Work to complete
Beneath this task is a listing; retype all of it exactly.
-=-=-
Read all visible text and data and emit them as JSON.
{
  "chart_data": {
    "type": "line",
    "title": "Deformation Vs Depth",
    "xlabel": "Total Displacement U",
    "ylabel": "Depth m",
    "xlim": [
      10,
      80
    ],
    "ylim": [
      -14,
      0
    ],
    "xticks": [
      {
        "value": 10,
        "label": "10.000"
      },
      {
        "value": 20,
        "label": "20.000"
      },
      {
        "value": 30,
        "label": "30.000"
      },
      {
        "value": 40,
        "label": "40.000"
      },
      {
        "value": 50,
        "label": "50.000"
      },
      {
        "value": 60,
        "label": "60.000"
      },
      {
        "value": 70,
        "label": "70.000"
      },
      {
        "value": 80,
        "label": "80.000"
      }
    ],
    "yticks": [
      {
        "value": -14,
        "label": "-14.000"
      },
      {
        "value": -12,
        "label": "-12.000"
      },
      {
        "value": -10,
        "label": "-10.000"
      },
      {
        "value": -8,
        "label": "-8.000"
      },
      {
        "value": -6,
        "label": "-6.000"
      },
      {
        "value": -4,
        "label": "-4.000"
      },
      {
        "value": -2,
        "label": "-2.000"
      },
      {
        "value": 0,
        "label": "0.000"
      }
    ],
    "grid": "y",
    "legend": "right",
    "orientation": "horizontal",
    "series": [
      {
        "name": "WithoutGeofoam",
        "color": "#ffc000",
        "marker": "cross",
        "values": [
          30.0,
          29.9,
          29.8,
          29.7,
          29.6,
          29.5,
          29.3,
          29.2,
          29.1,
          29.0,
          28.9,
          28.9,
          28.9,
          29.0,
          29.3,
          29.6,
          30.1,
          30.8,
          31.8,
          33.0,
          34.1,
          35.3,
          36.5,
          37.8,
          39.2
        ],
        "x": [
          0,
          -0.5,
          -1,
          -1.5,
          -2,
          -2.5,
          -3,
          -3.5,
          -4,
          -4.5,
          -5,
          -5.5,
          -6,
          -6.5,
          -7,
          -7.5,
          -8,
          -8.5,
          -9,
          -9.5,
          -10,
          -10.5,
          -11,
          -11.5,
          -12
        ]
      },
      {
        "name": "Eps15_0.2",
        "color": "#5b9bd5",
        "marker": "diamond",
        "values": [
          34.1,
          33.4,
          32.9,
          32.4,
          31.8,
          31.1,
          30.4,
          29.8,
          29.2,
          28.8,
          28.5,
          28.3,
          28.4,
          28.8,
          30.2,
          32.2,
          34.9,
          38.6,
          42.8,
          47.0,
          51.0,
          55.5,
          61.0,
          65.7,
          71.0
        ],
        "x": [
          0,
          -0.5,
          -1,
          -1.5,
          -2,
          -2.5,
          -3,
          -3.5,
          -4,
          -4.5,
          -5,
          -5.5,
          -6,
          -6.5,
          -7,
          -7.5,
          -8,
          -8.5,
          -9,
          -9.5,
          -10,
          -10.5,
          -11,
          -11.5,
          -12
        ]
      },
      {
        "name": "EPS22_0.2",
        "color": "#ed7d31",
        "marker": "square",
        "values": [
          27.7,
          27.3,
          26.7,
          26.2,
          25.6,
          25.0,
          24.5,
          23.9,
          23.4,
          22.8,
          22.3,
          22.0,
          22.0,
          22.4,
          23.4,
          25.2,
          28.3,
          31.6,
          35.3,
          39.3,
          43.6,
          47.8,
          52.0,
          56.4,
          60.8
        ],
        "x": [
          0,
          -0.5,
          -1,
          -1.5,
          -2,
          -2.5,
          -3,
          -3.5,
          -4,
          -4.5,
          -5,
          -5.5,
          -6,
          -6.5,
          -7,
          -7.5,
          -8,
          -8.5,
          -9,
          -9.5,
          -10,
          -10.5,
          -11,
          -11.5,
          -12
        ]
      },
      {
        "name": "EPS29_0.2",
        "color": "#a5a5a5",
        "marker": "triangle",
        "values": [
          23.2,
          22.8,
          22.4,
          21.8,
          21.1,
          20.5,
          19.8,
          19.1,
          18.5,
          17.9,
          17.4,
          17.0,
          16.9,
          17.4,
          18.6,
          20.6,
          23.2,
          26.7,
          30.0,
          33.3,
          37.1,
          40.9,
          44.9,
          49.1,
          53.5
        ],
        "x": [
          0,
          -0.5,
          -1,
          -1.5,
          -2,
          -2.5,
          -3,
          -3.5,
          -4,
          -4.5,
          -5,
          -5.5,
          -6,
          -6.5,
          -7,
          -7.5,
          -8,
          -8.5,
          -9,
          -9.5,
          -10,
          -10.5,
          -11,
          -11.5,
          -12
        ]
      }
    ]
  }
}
-=-=-
Task answer
Read all visible text and data and emit them as JSON.
{
  "chart_data": {
    "type": "line",
    "title": "Deformation Vs Depth",
    "xlabel": "Total Displacement U",
    "ylabel": "Depth m",
    "xlim": [
      10,
      80
    ],
    "ylim": [
      -14,
      0
    ],
    "xticks": [
      {
        "value": 10,
        "label": "10.000"
      },
      {
        "value": 20,
        "label": "20.000"
      },
      {
        "value": 30,
        "label": "30.000"
      },
      {
        "value": 40,
        "label": "40.000"
      },
      {
        "value": 50,
        "label": "50.000"
      },
      {
        "value": 60,
        "label": "60.000"
      },
      {
        "value": 70,
        "label": "70.000"
      },
      {
        "value": 80,
        "label": "80.000"
      }
    ],
    "yticks": [
      {
        "value": -14,
        "label": "-14.000"
      },
      {
        "value": -12,
        "label": "-12.000"
      },
      {
        "value": -10,
        "label": "-10.000"
      },
      {
        "value": -8,
        "label": "-8.000"
      },
      {
        "value": -6,
        "label": "-6.000"
      },
      {
        "value": -4,
        "label": "-4.000"
      },
      {
        "value": -2,
        "label": "-2.000"
      },
      {
        "value": 0,
        "label": "0.000"
      }
    ],
    "grid": "y",
    "legend": "right",
    "orientation": "horizontal",
    "series": [
      {
        "name": "WithoutGeofoam",
        "color": "#ffc000",
        "marker": "cross",
        "values": [
          30.0,
          29.9,
          29.8,
          29.7,
          29.6,
          29.5,
          29.3,
          29.2,
          29.1,
          29.0,
          28.9,
          28.9,
          28.9,
          29.0,
          29.3,
          29.6,
          30.1,
          30.8,
          31.8,
          33.0,
          34.1,
          35.3,
          36.5,
          37.8,
          39.2
        ],
        "x": [
          0,
          -0.5,
          -1,
          -1.5,
          -2,
          -2.5,
          -3,
          -3.5,
          -4,
          -4.5,
          -5,
          -5.5,
          -6,
          -6.5,
          -7,
          -7.5,
          -8,
          -8.5,
          -9,
          -9.5,
          -10,
          -10.5,
          -11,
          -11.5,
          -12
        ]
      },
      {
        "name": "Eps15_0.2",
        "color": "#5b9bd5",
        "marker": "diamond",
        "values": [
          34.1,
          33.4,
          32.9,
          32.4,
          31.8,
          31.1,
          30.4,
          29.8,
          29.2,
          28.8,
          28.5,
          28.3,
          28.4,
          28.8,
          30.2,
          32.2,
          34.9,
          38.6,
          42.8,
          47.0,
          51.0,
          55.5,
          61.0,
          65.7,
          71.0
        ],
        "x": [
          0,
          -0.5,
          -1,
          -1.5,
          -2,
          -2.5,
          -3,
          -3.5,
          -4,
          -4.5,
          -5,
          -5.5,
          -6,
          -6.5,
          -7,
          -7.5,
          -8,
          -8.5,
          -9,
          -9.5,
          -10,
          -10.5,
          -11,
          -11.5,
          -12
        ]
      },
      {
        "name": "EPS22_0.2",
        "color": "#ed7d31",
        "marker": "square",
        "values": [
          27.7,
          27.3,
          26.7,
          26.2,
          25.6,
          25.0,
          24.5,
          23.9,
          23.4,
          22.8,
          22.3,
          22.0,
          22.0,
          22.4,
          23.4,
          25.2,
          28.3,
          31.6,
          35.3,
          39.3,
          43.6,
          47.8,
          52.0,
          56.4,
          60.8
        ],
        "x": [
          0,
          -0.5,
          -1,
          -1.5,
          -2,
          -2.5,
          -3,
          -3.5,
          -4,
          -4.5,
          -5,
          -5.5,
          -6,
          -6.5,
          -7,
          -7.5,
          -8,
          -8.5,
          -9,
          -9.5,
          -10,
          -10.5,
          -11,
          -11.5,
          -12
        ]
      },
      {
        "name": "EPS29_0.2",
        "color": "#a5a5a5",
        "marker": "triangle",
        "values": [
          23.2,
          22.8,
          22.4,
          21.8,
          21.1,
          20.5,
          19.8,
          19.1,
          18.5,
          17.9,
          17.4,
          17.0,
          16.9,
          17.4,
          18.6,
          20.6,
          23.2,
          26.7,
          30.0,
          33.3,
          37.1,
          40.9,
          44.9,
          49.1,
          53.5
        ],
        "x": [
          0,
          -0.5,
          -1,
          -1.5,
          -2,
          -2.5,
          -3,
          -3.5,
          -4,
          -4.5,
          -5,
          -5.5,
          -6,
          -6.5,
          -7,
          -7.5,
          -8,
          -8.5,
          -9,
          -9.5,
          -10,
          -10.5,
          -11,
          -11.5,
          -12
        ]
      }
    ]
  }
}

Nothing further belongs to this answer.